#### What to do
Count how many lines hold the word "values" and give that number as the whole answer.

#### Input data
┏━━
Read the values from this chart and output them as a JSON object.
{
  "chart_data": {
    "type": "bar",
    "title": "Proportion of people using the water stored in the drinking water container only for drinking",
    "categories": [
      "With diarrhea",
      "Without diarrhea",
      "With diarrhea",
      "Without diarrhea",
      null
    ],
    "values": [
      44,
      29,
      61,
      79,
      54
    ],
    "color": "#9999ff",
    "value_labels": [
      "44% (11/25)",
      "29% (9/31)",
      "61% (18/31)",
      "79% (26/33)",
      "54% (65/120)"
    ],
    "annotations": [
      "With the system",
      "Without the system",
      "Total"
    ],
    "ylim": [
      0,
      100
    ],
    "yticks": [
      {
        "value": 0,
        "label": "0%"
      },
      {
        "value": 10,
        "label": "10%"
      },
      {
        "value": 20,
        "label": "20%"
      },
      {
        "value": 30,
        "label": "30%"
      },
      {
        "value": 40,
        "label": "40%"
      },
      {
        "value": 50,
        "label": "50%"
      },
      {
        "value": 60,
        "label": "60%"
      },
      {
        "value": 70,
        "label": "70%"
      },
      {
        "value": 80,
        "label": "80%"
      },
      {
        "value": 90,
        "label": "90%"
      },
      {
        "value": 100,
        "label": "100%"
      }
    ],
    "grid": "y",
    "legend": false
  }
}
┗━━
#### Result
2